* GIVEN TASK
Gather up all lines that carry the word "Temp".

* GIVEN DATA
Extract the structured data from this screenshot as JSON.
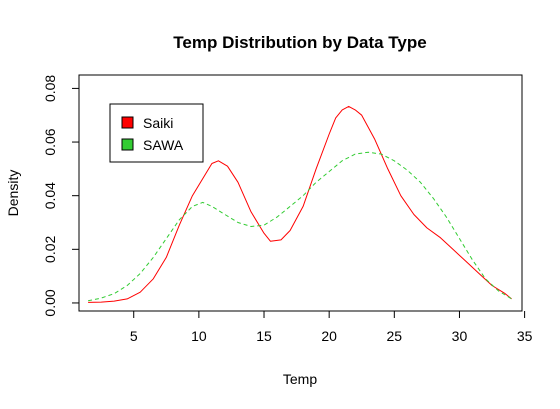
{
  "chart_data": {
    "type": "line",
    "title": "Temp Distribution by Data Type",
    "xlabel": "Temp",
    "ylabel": "Density",
    "xlim": [
      0.8,
      34.8
    ],
    "ylim": [
      -0.003,
      0.085
    ],
    "x_ticks": [
      5,
      10,
      15,
      20,
      25,
      30,
      35
    ],
    "y_ticks": [
      0.0,
      0.02,
      0.04,
      0.06,
      0.08
    ],
    "y_tick_labels": [
      "0.00",
      "0.02",
      "0.04",
      "0.06",
      "0.08"
    ],
    "grid": false,
    "legend_position": "top-left",
    "series": [
      {
        "name": "Saiki",
        "color": "#ff0000",
        "dash": "solid",
        "points": [
          [
            1.5,
            0.0002
          ],
          [
            2.5,
            0.0003
          ],
          [
            3.5,
            0.0007
          ],
          [
            4.5,
            0.0015
          ],
          [
            5.5,
            0.004
          ],
          [
            6.5,
            0.009
          ],
          [
            7.5,
            0.017
          ],
          [
            8.5,
            0.029
          ],
          [
            9.5,
            0.04
          ],
          [
            10.5,
            0.048
          ],
          [
            11.0,
            0.052
          ],
          [
            11.5,
            0.053
          ],
          [
            12.2,
            0.051
          ],
          [
            13.0,
            0.045
          ],
          [
            14.0,
            0.034
          ],
          [
            15.0,
            0.026
          ],
          [
            15.5,
            0.023
          ],
          [
            16.3,
            0.0235
          ],
          [
            17.0,
            0.027
          ],
          [
            18.0,
            0.036
          ],
          [
            19.0,
            0.05
          ],
          [
            20.0,
            0.063
          ],
          [
            20.5,
            0.069
          ],
          [
            21.0,
            0.072
          ],
          [
            21.5,
            0.0733
          ],
          [
            22.0,
            0.072
          ],
          [
            22.5,
            0.07
          ],
          [
            23.5,
            0.061
          ],
          [
            24.5,
            0.05
          ],
          [
            25.5,
            0.04
          ],
          [
            26.5,
            0.033
          ],
          [
            27.5,
            0.028
          ],
          [
            28.5,
            0.0245
          ],
          [
            29.5,
            0.02
          ],
          [
            30.5,
            0.0155
          ],
          [
            31.5,
            0.011
          ],
          [
            32.5,
            0.0065
          ],
          [
            33.5,
            0.0035
          ],
          [
            34.0,
            0.0015
          ]
        ]
      },
      {
        "name": "SAWA",
        "color": "#33cc33",
        "dash": "dashed",
        "points": [
          [
            1.5,
            0.0008
          ],
          [
            2.5,
            0.0018
          ],
          [
            3.5,
            0.0035
          ],
          [
            4.5,
            0.0065
          ],
          [
            5.5,
            0.011
          ],
          [
            6.5,
            0.017
          ],
          [
            7.5,
            0.024
          ],
          [
            8.5,
            0.031
          ],
          [
            9.5,
            0.036
          ],
          [
            10.3,
            0.0375
          ],
          [
            11.0,
            0.036
          ],
          [
            12.0,
            0.033
          ],
          [
            13.0,
            0.03
          ],
          [
            14.0,
            0.0285
          ],
          [
            15.0,
            0.029
          ],
          [
            16.0,
            0.032
          ],
          [
            17.0,
            0.036
          ],
          [
            18.0,
            0.04
          ],
          [
            19.0,
            0.045
          ],
          [
            20.0,
            0.049
          ],
          [
            21.0,
            0.053
          ],
          [
            22.0,
            0.0555
          ],
          [
            23.0,
            0.0562
          ],
          [
            24.0,
            0.0555
          ],
          [
            25.0,
            0.053
          ],
          [
            26.0,
            0.0495
          ],
          [
            27.0,
            0.045
          ],
          [
            28.0,
            0.039
          ],
          [
            29.0,
            0.032
          ],
          [
            30.0,
            0.024
          ],
          [
            31.0,
            0.016
          ],
          [
            32.0,
            0.009
          ],
          [
            33.0,
            0.0045
          ],
          [
            34.0,
            0.0015
          ]
        ]
      }
    ]
  }
}
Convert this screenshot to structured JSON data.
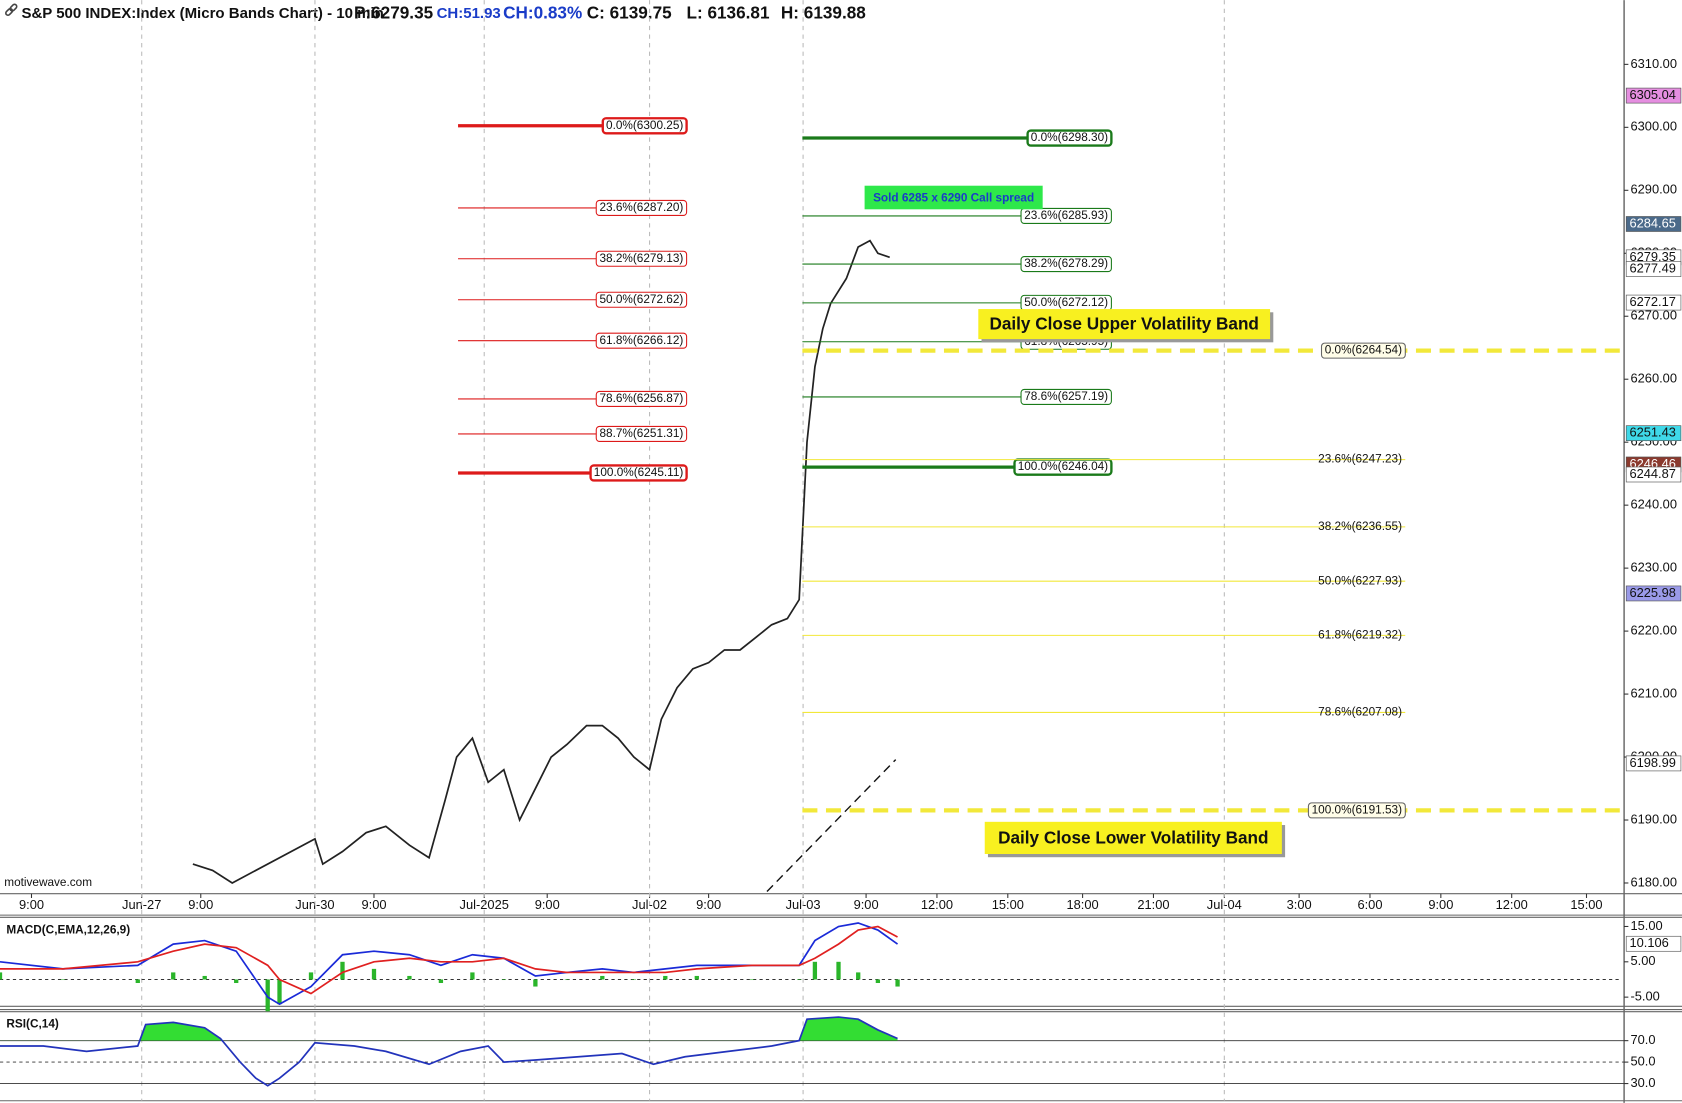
{
  "header": {
    "title": "S&P 500 INDEX:Index (Micro Bands Chart) - 10 min",
    "stats": [
      "P:6279.35",
      "CH:51.93",
      "CH:0.83%",
      "C: 6139.75",
      "L: 6136.81",
      "H: 6139.88"
    ]
  },
  "chart_data": [
    {
      "type": "line",
      "color": "#222222",
      "x": [
        49,
        54,
        59,
        80,
        82,
        87,
        93,
        98,
        104,
        109,
        113,
        116,
        120,
        124,
        128,
        132,
        136,
        140,
        144,
        149,
        153,
        157,
        161,
        165,
        168,
        172,
        176,
        180,
        184,
        188,
        192,
        196,
        200,
        203,
        205,
        207,
        209,
        211,
        215,
        218,
        221,
        223,
        226
      ],
      "values": [
        6183,
        6182,
        6180,
        6187,
        6183,
        6185,
        6188,
        6189,
        6186,
        6184,
        6193,
        6200,
        6203,
        6196,
        6198,
        6190,
        6195,
        6200,
        6202,
        6205,
        6205,
        6203,
        6200,
        6198,
        6206,
        6211,
        6214,
        6215,
        6217,
        6217,
        6219,
        6221,
        6222,
        6225,
        6250,
        6262,
        6268,
        6272,
        6276,
        6281,
        6282,
        6280,
        6279.35
      ],
      "xlim": [
        0,
        412
      ],
      "ylim": [
        6178.3,
        6320.2
      ],
      "xticks": [
        {
          "value": 8,
          "label": "9:00"
        },
        {
          "value": 36,
          "label": "Jun-27"
        },
        {
          "value": 51,
          "label": "9:00"
        },
        {
          "value": 80,
          "label": "Jun-30"
        },
        {
          "value": 95,
          "label": "9:00"
        },
        {
          "value": 123,
          "label": "Jul-2025"
        },
        {
          "value": 139,
          "label": "9:00"
        },
        {
          "value": 165,
          "label": "Jul-02"
        },
        {
          "value": 180,
          "label": "9:00"
        },
        {
          "value": 204,
          "label": "Jul-03"
        },
        {
          "value": 220,
          "label": "9:00"
        },
        {
          "value": 238,
          "label": "12:00"
        },
        {
          "value": 256,
          "label": "15:00"
        },
        {
          "value": 275,
          "label": "18:00"
        },
        {
          "value": 293,
          "label": "21:00"
        },
        {
          "value": 311,
          "label": "Jul-04"
        },
        {
          "value": 330,
          "label": "3:00"
        },
        {
          "value": 348,
          "label": "6:00"
        },
        {
          "value": 366,
          "label": "9:00"
        },
        {
          "value": 384,
          "label": "12:00"
        },
        {
          "value": 403,
          "label": "15:00"
        }
      ],
      "yticks": [
        {
          "value": 6180,
          "label": "6180.00"
        },
        {
          "value": 6190,
          "label": "6190.00"
        },
        {
          "value": 6200,
          "label": "6200.00"
        },
        {
          "value": 6210,
          "label": "6210.00"
        },
        {
          "value": 6220,
          "label": "6220.00"
        },
        {
          "value": 6230,
          "label": "6230.00"
        },
        {
          "value": 6240,
          "label": "6240.00"
        },
        {
          "value": 6250,
          "label": "6250.00"
        },
        {
          "value": 6260,
          "label": "6260.00"
        },
        {
          "value": 6270,
          "label": "6270.00"
        },
        {
          "value": 6280,
          "label": "6280.00"
        },
        {
          "value": 6290,
          "label": "6290.00"
        },
        {
          "value": 6300,
          "label": "6300.00"
        },
        {
          "value": 6310,
          "label": "6310.00"
        }
      ],
      "price_markers": [
        {
          "value": 6305.04,
          "color": "#e58ee0"
        },
        {
          "value": 6284.65,
          "color": "#4b6a8a"
        },
        {
          "value": 6279.35,
          "color": "#ffffff"
        },
        {
          "value": 6277.49,
          "color": "#ffffff"
        },
        {
          "value": 6272.17,
          "color": "#ffffff"
        },
        {
          "value": 6251.43,
          "color": "#3fd8e8"
        },
        {
          "value": 6246.46,
          "color": "#8b3a2e"
        },
        {
          "value": 6244.87,
          "color": "#ffffff"
        },
        {
          "value": 6225.98,
          "color": "#9a9ae8"
        },
        {
          "value": 6198.99,
          "color": "#ffffff"
        }
      ],
      "fib_sets": [
        {
          "color": "#dd1a1a",
          "levels": [
            {
              "value": 6300.25,
              "label": "0.0%(6300.25)"
            },
            {
              "value": 6287.2,
              "label": "23.6%(6287.20)"
            },
            {
              "value": 6279.13,
              "label": "38.2%(6279.13)"
            },
            {
              "value": 6272.62,
              "label": "50.0%(6272.62)"
            },
            {
              "value": 6266.12,
              "label": "61.8%(6266.12)"
            },
            {
              "value": 6256.87,
              "label": "78.6%(6256.87)"
            },
            {
              "value": 6251.31,
              "label": "88.7%(6251.31)"
            },
            {
              "value": 6245.11,
              "label": "100.0%(6245.11)"
            }
          ]
        },
        {
          "color": "#1a7a1a",
          "levels": [
            {
              "value": 6298.3,
              "label": "0.0%(6298.30)"
            },
            {
              "value": 6285.93,
              "label": "23.6%(6285.93)"
            },
            {
              "value": 6278.29,
              "label": "38.2%(6278.29)"
            },
            {
              "value": 6272.12,
              "label": "50.0%(6272.12)"
            },
            {
              "value": 6265.95,
              "label": "61.8%(6265.95)"
            },
            {
              "value": 6257.19,
              "label": "78.6%(6257.19)"
            },
            {
              "value": 6246.04,
              "label": "100.0%(6246.04)"
            }
          ]
        },
        {
          "color": "#f2e83a",
          "levels": [
            {
              "value": 6264.54,
              "label": "0.0%(6264.54)"
            },
            {
              "value": 6247.23,
              "label": "23.6%(6247.23)"
            },
            {
              "value": 6236.55,
              "label": "38.2%(6236.55)"
            },
            {
              "value": 6227.93,
              "label": "50.0%(6227.93)"
            },
            {
              "value": 6219.32,
              "label": "61.8%(6219.32)"
            },
            {
              "value": 6207.08,
              "label": "78.6%(6207.08)"
            },
            {
              "value": 6191.53,
              "label": "100.0%(6191.53)"
            }
          ]
        }
      ],
      "annotations": [
        "Sold 6285 x 6290 Call spread",
        "Daily Close Upper Volatility Band",
        "Daily Close Lower Volatility Band"
      ],
      "watermark": "motivewave.com"
    },
    {
      "type": "line",
      "title": "MACD(C,EMA,12,26,9)",
      "x": [
        0,
        16,
        35,
        44,
        52,
        60,
        68,
        71,
        79,
        87,
        95,
        104,
        112,
        120,
        128,
        136,
        144,
        153,
        161,
        169,
        177,
        191,
        203,
        207,
        213,
        218,
        223,
        228
      ],
      "series": [
        {
          "color": "#2ab52a",
          "style": "bar",
          "values": [
            2,
            0,
            -1,
            2,
            1,
            -1,
            -9,
            -7,
            2,
            5,
            3,
            1,
            -1,
            2,
            0,
            -2,
            0,
            1,
            0,
            1,
            1,
            0,
            0,
            5,
            5,
            2,
            -1,
            -2
          ]
        },
        {
          "color": "#1a2ad8",
          "values": [
            5,
            3,
            4,
            10,
            11,
            8,
            -5,
            -7,
            -2,
            7,
            8,
            7,
            4,
            7,
            6,
            1,
            2,
            3,
            2,
            3,
            4,
            4,
            4,
            11,
            15,
            16,
            14,
            10
          ]
        },
        {
          "color": "#e02020",
          "values": [
            3,
            3,
            5,
            8,
            10,
            9,
            4,
            0,
            -4,
            2,
            5,
            6,
            5,
            5,
            6,
            3,
            2,
            2,
            2,
            2,
            3,
            4,
            4,
            6,
            10,
            14,
            15,
            12
          ]
        }
      ],
      "xlim": [
        0,
        412
      ],
      "ylim": [
        -7.6,
        17.6
      ],
      "yticks": [
        {
          "value": 15,
          "label": "15.00"
        },
        {
          "value": 5,
          "label": "5.00"
        },
        {
          "value": -5,
          "label": "-5.00"
        }
      ],
      "price_markers": [
        {
          "value": 10.106,
          "color": "#ffffff"
        }
      ]
    },
    {
      "type": "line",
      "title": "RSI(C,14)",
      "x": [
        0,
        11,
        22,
        35,
        37,
        44,
        52,
        56,
        61,
        65,
        68,
        71,
        76,
        80,
        90,
        98,
        109,
        117,
        124,
        128,
        136,
        147,
        158,
        166,
        174,
        185,
        196,
        203,
        205,
        213,
        218,
        223,
        228
      ],
      "series": [
        {
          "color": "#2233bb",
          "fill": "#33dd33",
          "values": [
            65,
            65,
            60,
            65,
            85,
            87,
            82,
            72,
            50,
            35,
            28,
            35,
            50,
            68,
            65,
            60,
            48,
            60,
            65,
            50,
            52,
            55,
            58,
            48,
            55,
            60,
            65,
            70,
            90,
            92,
            90,
            80,
            72
          ]
        }
      ],
      "xlim": [
        0,
        412
      ],
      "ylim": [
        14,
        97
      ],
      "yticks": [
        {
          "value": 70,
          "label": "70.0"
        },
        {
          "value": 50,
          "label": "50.0"
        },
        {
          "value": 30,
          "label": "30.0"
        }
      ]
    }
  ]
}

* EXERCISE ANSWER
    "title": "Temp Distribution by Data Type",
    "xlabel": "Temp",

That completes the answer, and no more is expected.